### Task to complete:
Below is a listing; write it out exactly and drop any images from it.

:::::

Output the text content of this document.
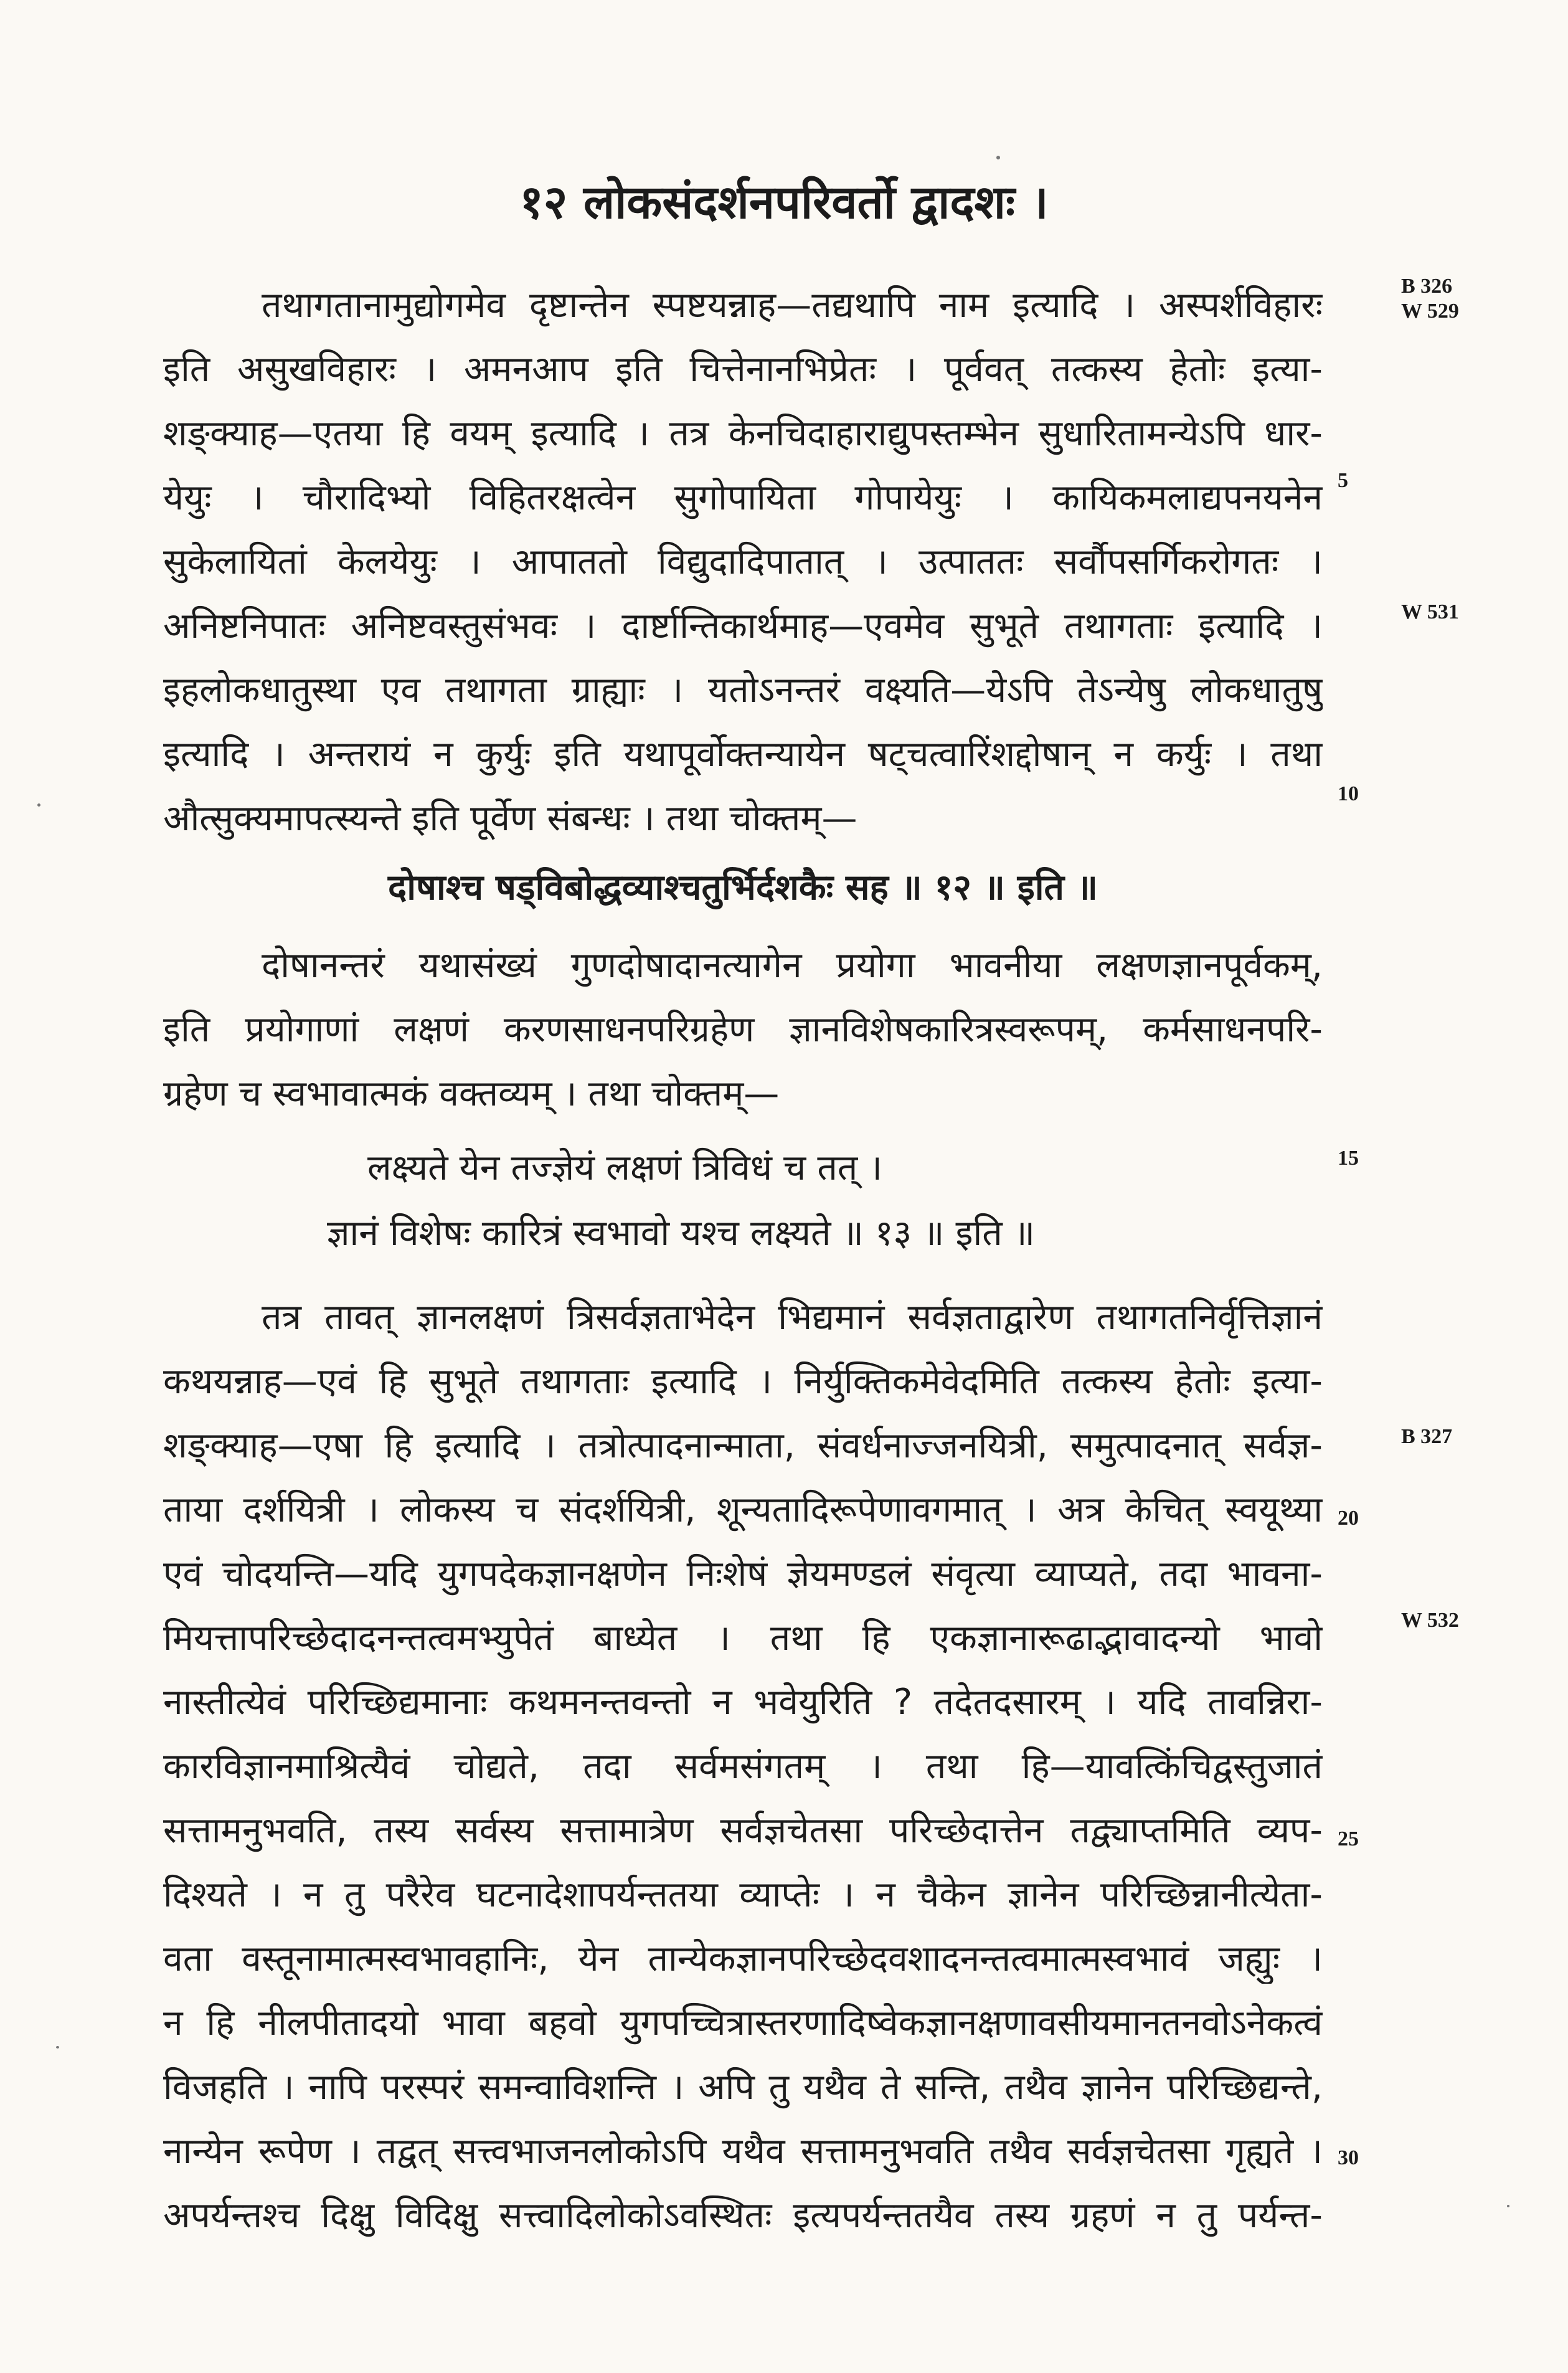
१२ लोकसंदर्शनपरिवर्तो द्वादशः ।

तथागतानामुद्योगमेव दृष्टान्तेन स्पष्टयन्नाह—तद्यथापि नाम इत्यादि । अस्पर्शविहारः

इति असुखविहारः । अमनआप इति चित्तेनानभिप्रेतः । पूर्ववत् तत्कस्य हेतोः इत्या-

शङ्क्याह—एतया हि वयम् इत्यादि । तत्र केनचिदाहाराद्युपस्तम्भेन सुधारितामन्येऽपि धार-

येयुः । चौरादिभ्यो विहितरक्षत्वेन सुगोपायिता गोपायेयुः । कायिकमलाद्यपनयनेन

सुकेलायितां केलयेयुः । आपाततो विद्युदादिपातात् । उत्पाततः सर्वौपसर्गिकरोगतः ।

अनिष्टनिपातः अनिष्टवस्तुसंभवः । दार्ष्टान्तिकार्थमाह—एवमेव सुभूते तथागताः इत्यादि ।

इहलोकधातुस्था एव तथागता ग्राह्याः । यतोऽनन्तरं वक्ष्यति—येऽपि तेऽन्येषु लोकधातुषु

इत्यादि । अन्तरायं न कुर्युः इति यथापूर्वोक्तन्यायेन षट्चत्वारिंशद्दोषान् न कर्युः । तथा

औत्सुक्यमापत्स्यन्ते इति पूर्वेण संबन्धः । तथा चोक्तम्—

दोषाश्च षड्विबोद्धव्याश्चतुर्भिर्दशकैः सह ॥ १२ ॥ इति ॥

दोषानन्तरं यथासंख्यं गुणदोषादानत्यागेन प्रयोगा भावनीया लक्षणज्ञानपूर्वकम्,

इति प्रयोगाणां लक्षणं करणसाधनपरिग्रहेण ज्ञानविशेषकारित्रस्वरूपम्, कर्मसाधनपरि-

ग्रहेण च स्वभावात्मकं वक्तव्यम् । तथा चोक्तम्—

लक्ष्यते येन तज्ज्ञेयं लक्षणं त्रिविधं च तत् ।

ज्ञानं विशेषः कारित्रं स्वभावो यश्च लक्ष्यते ॥ १३ ॥ इति ॥

तत्र तावत् ज्ञानलक्षणं त्रिसर्वज्ञताभेदेन भिद्यमानं सर्वज्ञताद्वारेण तथागतनिर्वृत्तिज्ञानं

कथयन्नाह—एवं हि सुभूते तथागताः इत्यादि । निर्युक्तिकमेवेदमिति तत्कस्य हेतोः इत्या-

शङ्क्याह—एषा हि इत्यादि । तत्रोत्पादनान्माता, संवर्धनाज्जनयित्री, समुत्पादनात् सर्वज्ञ-

ताया दर्शयित्री । लोकस्य च संदर्शयित्री, शून्यतादिरूपेणावगमात् । अत्र केचित् स्वयूथ्या

एवं चोदयन्ति—यदि युगपदेकज्ञानक्षणेन निःशेषं ज्ञेयमण्डलं संवृत्या व्याप्यते, तदा भावना-

मियत्तापरिच्छेदादनन्तत्वमभ्युपेतं बाध्येत । तथा हि एकज्ञानारूढाद्भावादन्यो भावो

नास्तीत्येवं परिच्छिद्यमानाः कथमनन्तवन्तो न भवेयुरिति ? तदेतदसारम् । यदि तावन्निरा-

कारविज्ञानमाश्रित्यैवं चोद्यते, तदा सर्वमसंगतम् । तथा हि—यावत्किंचिद्वस्तुजातं

सत्तामनुभवति, तस्य सर्वस्य सत्तामात्रेण सर्वज्ञचेतसा परिच्छेदात्तेन तद्व्याप्तमिति व्यप-

दिश्यते । न तु परैरेव घटनादेशापर्यन्ततया व्याप्तेः । न चैकेन ज्ञानेन परिच्छिन्नानीत्येता-

वता वस्तूनामात्मस्वभावहानिः, येन तान्येकज्ञानपरिच्छेदवशादनन्तत्वमात्मस्वभावं जह्युः ।

न हि नीलपीतादयो भावा बहवो युगपच्चित्रास्तरणादिष्वेकज्ञानक्षणावसीयमानतनवोऽनेकत्वं

विजहति । नापि परस्परं समन्वाविशन्ति । अपि तु यथैव ते सन्ति, तथैव ज्ञानेन परिच्छिद्यन्ते,

नान्येन रूपेण । तद्वत् सत्त्वभाजनलोकोऽपि यथैव सत्तामनुभवति तथैव सर्वज्ञचेतसा गृह्यते ।

अपर्यन्तश्च दिक्षु विदिक्षु सत्त्वादिलोकोऽवस्थितः इत्यपर्यन्ततयैव तस्य ग्रहणं न तु पर्यन्त-

5
10
15
20
25
30
B 326
W 529
W 531
B 327
W 532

:::::

### Solution:
Output the text content of this document.
१२ लोकसंदर्शनपरिवर्तो द्वादशः ।

तथागतानामुद्योगमेव दृष्टान्तेन स्पष्टयन्नाह—तद्यथापि नाम इत्यादि । अस्पर्शविहारः

इति असुखविहारः । अमनआप इति चित्तेनानभिप्रेतः । पूर्ववत् तत्कस्य हेतोः इत्या-

शङ्क्याह—एतया हि वयम् इत्यादि । तत्र केनचिदाहाराद्युपस्तम्भेन सुधारितामन्येऽपि धार-

येयुः । चौरादिभ्यो विहितरक्षत्वेन सुगोपायिता गोपायेयुः । कायिकमलाद्यपनयनेन

सुकेलायितां केलयेयुः । आपाततो विद्युदादिपातात् । उत्पाततः सर्वौपसर्गिकरोगतः ।

अनिष्टनिपातः अनिष्टवस्तुसंभवः । दार्ष्टान्तिकार्थमाह—एवमेव सुभूते तथागताः इत्यादि ।

इहलोकधातुस्था एव तथागता ग्राह्याः । यतोऽनन्तरं वक्ष्यति—येऽपि तेऽन्येषु लोकधातुषु

इत्यादि । अन्तरायं न कुर्युः इति यथापूर्वोक्तन्यायेन षट्चत्वारिंशद्दोषान् न कर्युः । तथा

औत्सुक्यमापत्स्यन्ते इति पूर्वेण संबन्धः । तथा चोक्तम्—

दोषाश्च षड्विबोद्धव्याश्चतुर्भिर्दशकैः सह ॥ १२ ॥ इति ॥

दोषानन्तरं यथासंख्यं गुणदोषादानत्यागेन प्रयोगा भावनीया लक्षणज्ञानपूर्वकम्,

इति प्रयोगाणां लक्षणं करणसाधनपरिग्रहेण ज्ञानविशेषकारित्रस्वरूपम्, कर्मसाधनपरि-

ग्रहेण च स्वभावात्मकं वक्तव्यम् । तथा चोक्तम्—

लक्ष्यते येन तज्ज्ञेयं लक्षणं त्रिविधं च तत् ।

ज्ञानं विशेषः कारित्रं स्वभावो यश्च लक्ष्यते ॥ १३ ॥ इति ॥

तत्र तावत् ज्ञानलक्षणं त्रिसर्वज्ञताभेदेन भिद्यमानं सर्वज्ञताद्वारेण तथागतनिर्वृत्तिज्ञानं

कथयन्नाह—एवं हि सुभूते तथागताः इत्यादि । निर्युक्तिकमेवेदमिति तत्कस्य हेतोः इत्या-

शङ्क्याह—एषा हि इत्यादि । तत्रोत्पादनान्माता, संवर्धनाज्जनयित्री, समुत्पादनात् सर्वज्ञ-

ताया दर्शयित्री । लोकस्य च संदर्शयित्री, शून्यतादिरूपेणावगमात् । अत्र केचित् स्वयूथ्या

एवं चोदयन्ति—यदि युगपदेकज्ञानक्षणेन निःशेषं ज्ञेयमण्डलं संवृत्या व्याप्यते, तदा भावना-

मियत्तापरिच्छेदादनन्तत्वमभ्युपेतं बाध्येत । तथा हि एकज्ञानारूढाद्भावादन्यो भावो

नास्तीत्येवं परिच्छिद्यमानाः कथमनन्तवन्तो न भवेयुरिति ? तदेतदसारम् । यदि तावन्निरा-

कारविज्ञानमाश्रित्यैवं चोद्यते, तदा सर्वमसंगतम् । तथा हि—यावत्किंचिद्वस्तुजातं

सत्तामनुभवति, तस्य सर्वस्य सत्तामात्रेण सर्वज्ञचेतसा परिच्छेदात्तेन तद्व्याप्तमिति व्यप-

दिश्यते । न तु परैरेव घटनादेशापर्यन्ततया व्याप्तेः । न चैकेन ज्ञानेन परिच्छिन्नानीत्येता-

वता वस्तूनामात्मस्वभावहानिः, येन तान्येकज्ञानपरिच्छेदवशादनन्तत्वमात्मस्वभावं जह्युः ।

न हि नीलपीतादयो भावा बहवो युगपच्चित्रास्तरणादिष्वेकज्ञानक्षणावसीयमानतनवोऽनेकत्वं

विजहति । नापि परस्परं समन्वाविशन्ति । अपि तु यथैव ते सन्ति, तथैव ज्ञानेन परिच्छिद्यन्ते,

नान्येन रूपेण । तद्वत् सत्त्वभाजनलोकोऽपि यथैव सत्तामनुभवति तथैव सर्वज्ञचेतसा गृह्यते ।

अपर्यन्तश्च दिक्षु विदिक्षु सत्त्वादिलोकोऽवस्थितः इत्यपर्यन्ततयैव तस्य ग्रहणं न तु पर्यन्त-

5
10
15
20
25
30
B 326
W 529
W 531
B 327
W 532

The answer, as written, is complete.